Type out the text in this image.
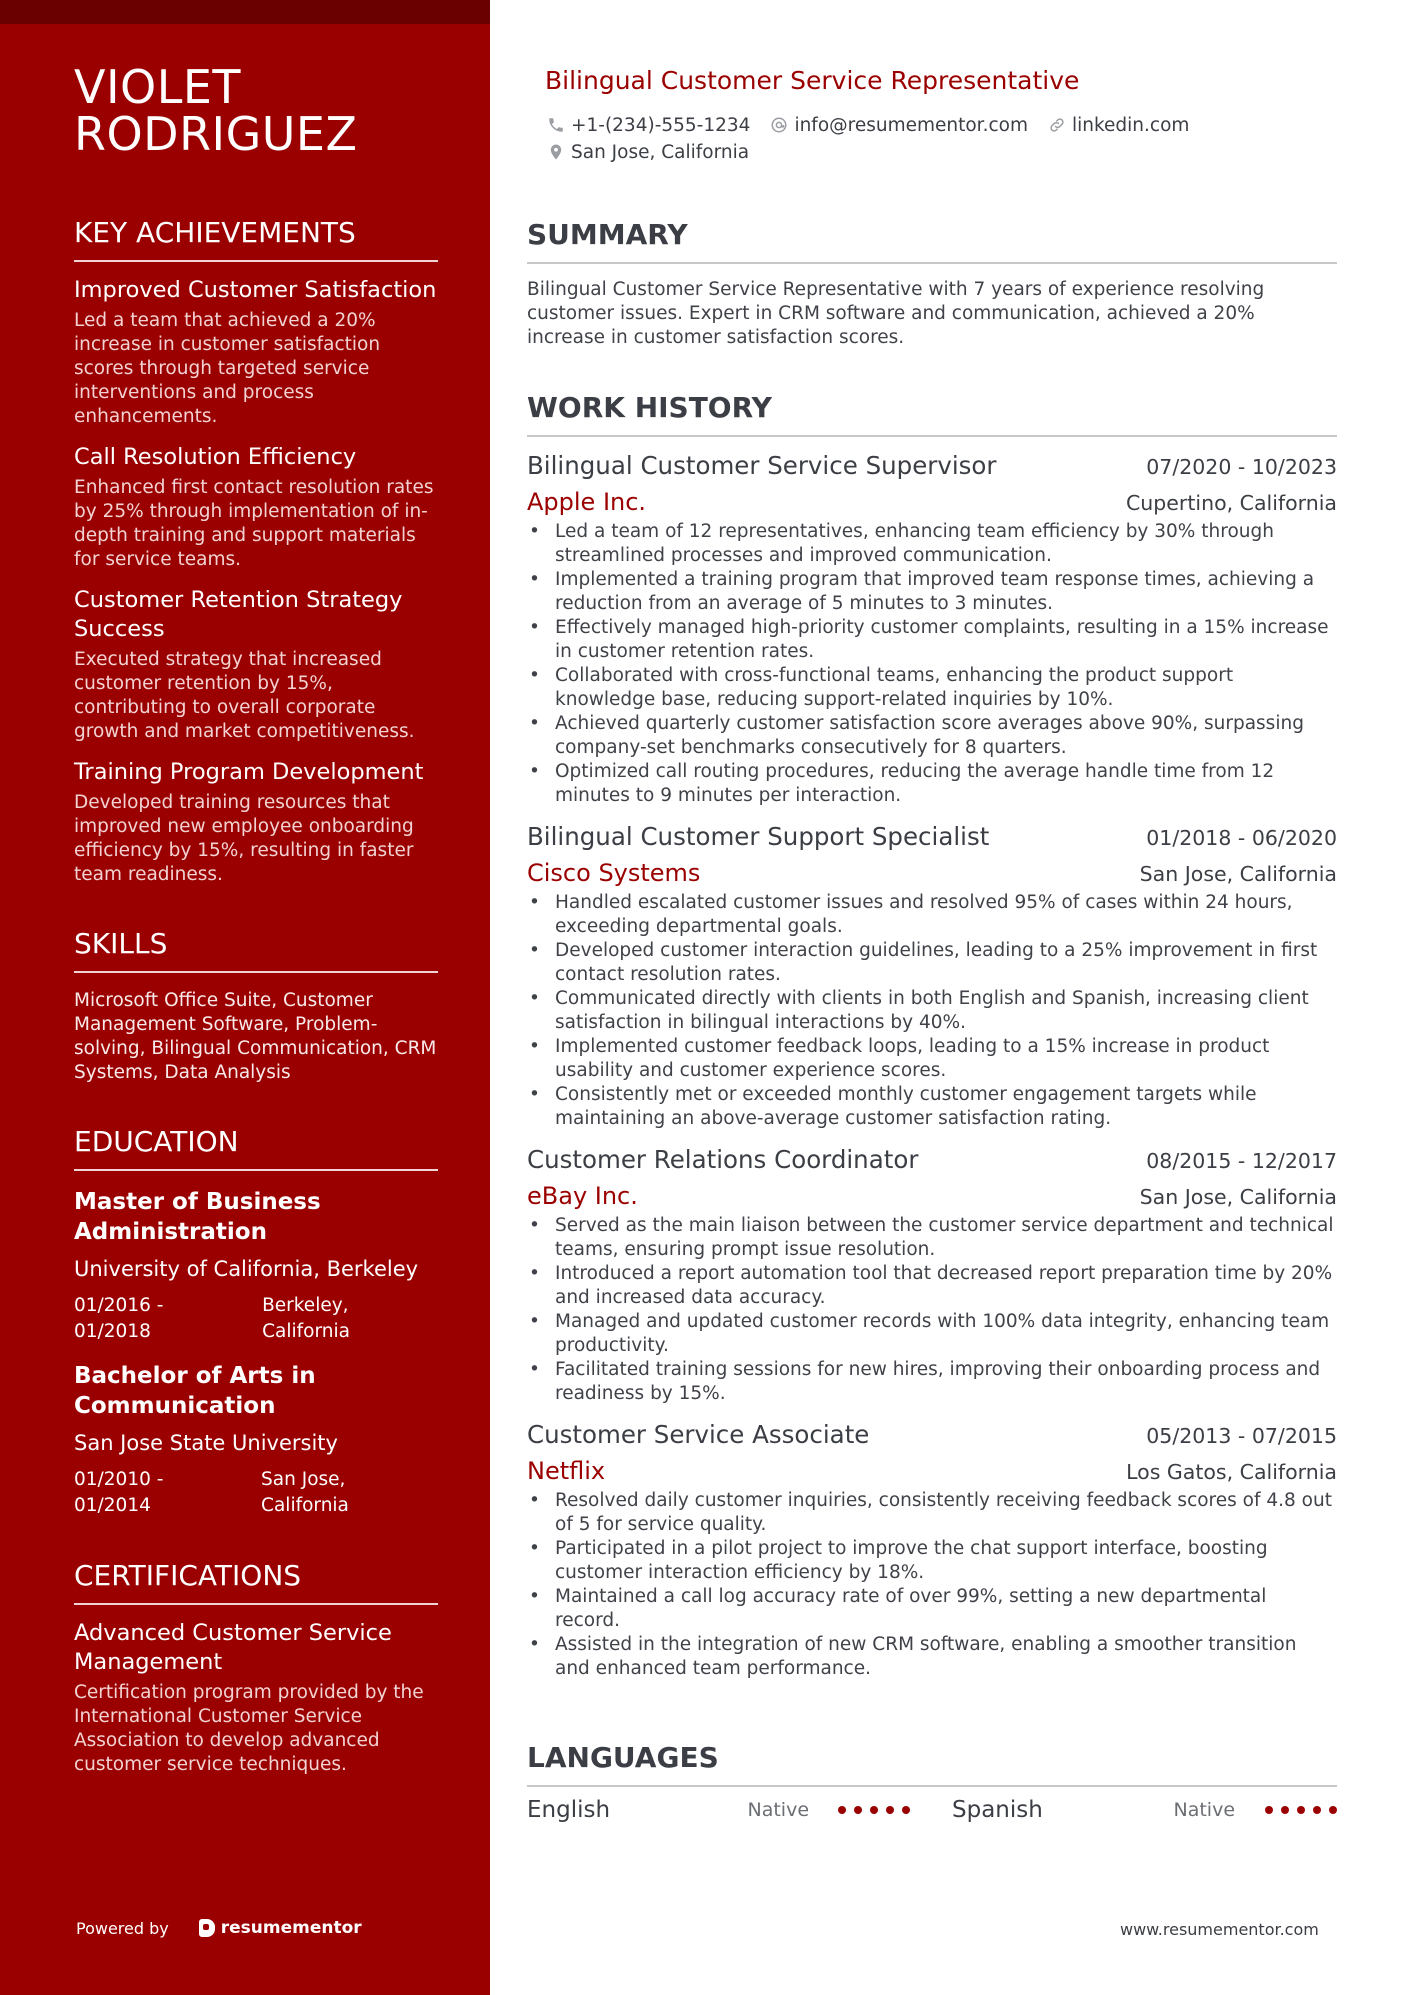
VIOLET
RODRIGUEZ
KEY ACHIEVEMENTS
Improved Customer Satisfaction
Led a team that achieved a 20% increase in customer satisfaction scores through targeted service interventions and process enhancements.
Call Resolution Efficiency
Enhanced first contact resolution rates by 25% through implementation of in-depth training and support materials for service teams.
Customer Retention Strategy Success
Executed strategy that increased customer retention by 15%, contributing to overall corporate growth and market competitiveness.
Training Program Development
Developed training resources that improved new employee onboarding efficiency by 15%, resulting in faster team readiness.
SKILLS
Microsoft Office Suite, Customer Management Software, Problem-solving, Bilingual Communication, CRM Systems, Data Analysis
EDUCATION
Master of Business Administration
University of California, Berkeley
01/2016 - 01/2018
Berkeley, California
Bachelor of Arts in Communication
San Jose State University
01/2010 - 01/2014
San Jose, California
CERTIFICATIONS
Advanced Customer Service Management
Certification program provided by the International Customer Service Association to develop advanced customer service techniques.
Powered by	resumementor
Bilingual Customer Service Representative
+1-(234)-555-1234 info@resumementor.com linkedin.com
San Jose, California
SUMMARY

Bilingual Customer Service Representative with 7 years of experience resolving customer issues. Expert in CRM software and communication, achieved a 20% increase in customer satisfaction scores.

WORK HISTORY
Bilingual Customer Service Supervisor	07/2020 - 10/2023
Apple Inc.	Cupertino, California
• Led a team of 12 representatives, enhancing team efficiency by 30% through streamlined processes and improved communication.
• Implemented a training program that improved team response times, achieving a reduction from an average of 5 minutes to 3 minutes.
• Effectively managed high-priority customer complaints, resulting in a 15% increase in customer retention rates.
• Collaborated with cross-functional teams, enhancing the product support knowledge base, reducing support-related inquiries by 10%.
• Achieved quarterly customer satisfaction score averages above 90%, surpassing company-set benchmarks consecutively for 8 quarters.
• Optimized call routing procedures, reducing the average handle time from 12 minutes to 9 minutes per interaction.
Bilingual Customer Support Specialist	01/2018 - 06/2020
Cisco Systems	San Jose, California
• Handled escalated customer issues and resolved 95% of cases within 24 hours, exceeding departmental goals.
• Developed customer interaction guidelines, leading to a 25% improvement in first contact resolution rates.
• Communicated directly with clients in both English and Spanish, increasing client satisfaction in bilingual interactions by 40%.
• Implemented customer feedback loops, leading to a 15% increase in product usability and customer experience scores.
• Consistently met or exceeded monthly customer engagement targets while maintaining an above-average customer satisfaction rating.
Customer Relations Coordinator	08/2015 - 12/2017
eBay Inc.	San Jose, California
• Served as the main liaison between the customer service department and technical teams, ensuring prompt issue resolution.
• Introduced a report automation tool that decreased report preparation time by 20% and increased data accuracy.
• Managed and updated customer records with 100% data integrity, enhancing team productivity.
• Facilitated training sessions for new hires, improving their onboarding process and readiness by 15%.
Customer Service Associate	05/2013 - 07/2015
Netflix	Los Gatos, California
• Resolved daily customer inquiries, consistently receiving feedback scores of 4.8 out of 5 for service quality.
• Participated in a pilot project to improve the chat support interface, boosting customer interaction efficiency by 18%.
• Maintained a call log accuracy rate of over 99%, setting a new departmental record.
• Assisted in the integration of new CRM software, enabling a smoother transition and enhanced team performance.
LANGUAGES
English	Native	Spanish	Native
www.resumementor.com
******************************
Requirements> Omit the pictures, then quote the rest of the material above exactly.

Answer for this exercise>
Type out the text in this image.
VIOLET
RODRIGUEZ
KEY ACHIEVEMENTS
Improved Customer Satisfaction
Led a team that achieved a 20% increase in customer satisfaction scores through targeted service interventions and process enhancements.
Call Resolution Efficiency
Enhanced first contact resolution rates by 25% through implementation of in-depth training and support materials for service teams.
Customer Retention Strategy Success
Executed strategy that increased customer retention by 15%, contributing to overall corporate growth and market competitiveness.
Training Program Development
Developed training resources that improved new employee onboarding efficiency by 15%, resulting in faster team readiness.
SKILLS
Microsoft Office Suite, Customer Management Software, Problem-solving, Bilingual Communication, CRM Systems, Data Analysis
EDUCATION
Master of Business Administration
University of California, Berkeley
01/2016 - 01/2018
Berkeley, California
Bachelor of Arts in Communication
San Jose State University
01/2010 - 01/2014
San Jose, California
CERTIFICATIONS
Advanced Customer Service Management
Certification program provided by the International Customer Service Association to develop advanced customer service techniques.
Powered by	resumementor
Bilingual Customer Service Representative
+1-(234)-555-1234 info@resumementor.com linkedin.com
San Jose, California
SUMMARY

Bilingual Customer Service Representative with 7 years of experience resolving customer issues. Expert in CRM software and communication, achieved a 20% increase in customer satisfaction scores.

WORK HISTORY
Bilingual Customer Service Supervisor	07/2020 - 10/2023
Apple Inc.	Cupertino, California
• Led a team of 12 representatives, enhancing team efficiency by 30% through streamlined processes and improved communication.
• Implemented a training program that improved team response times, achieving a reduction from an average of 5 minutes to 3 minutes.
• Effectively managed high-priority customer complaints, resulting in a 15% increase in customer retention rates.
• Collaborated with cross-functional teams, enhancing the product support knowledge base, reducing support-related inquiries by 10%.
• Achieved quarterly customer satisfaction score averages above 90%, surpassing company-set benchmarks consecutively for 8 quarters.
• Optimized call routing procedures, reducing the average handle time from 12 minutes to 9 minutes per interaction.
Bilingual Customer Support Specialist	01/2018 - 06/2020
Cisco Systems	San Jose, California
• Handled escalated customer issues and resolved 95% of cases within 24 hours, exceeding departmental goals.
• Developed customer interaction guidelines, leading to a 25% improvement in first contact resolution rates.
• Communicated directly with clients in both English and Spanish, increasing client satisfaction in bilingual interactions by 40%.
• Implemented customer feedback loops, leading to a 15% increase in product usability and customer experience scores.
• Consistently met or exceeded monthly customer engagement targets while maintaining an above-average customer satisfaction rating.
Customer Relations Coordinator	08/2015 - 12/2017
eBay Inc.	San Jose, California
• Served as the main liaison between the customer service department and technical teams, ensuring prompt issue resolution.
• Introduced a report automation tool that decreased report preparation time by 20% and increased data accuracy.
• Managed and updated customer records with 100% data integrity, enhancing team productivity.
• Facilitated training sessions for new hires, improving their onboarding process and readiness by 15%.
Customer Service Associate	05/2013 - 07/2015
Netflix	Los Gatos, California
• Resolved daily customer inquiries, consistently receiving feedback scores of 4.8 out of 5 for service quality.
• Participated in a pilot project to improve the chat support interface, boosting customer interaction efficiency by 18%.
• Maintained a call log accuracy rate of over 99%, setting a new departmental record.
• Assisted in the integration of new CRM software, enabling a smoother transition and enhanced team performance.
LANGUAGES
English	Native	Spanish	Native
www.resumementor.com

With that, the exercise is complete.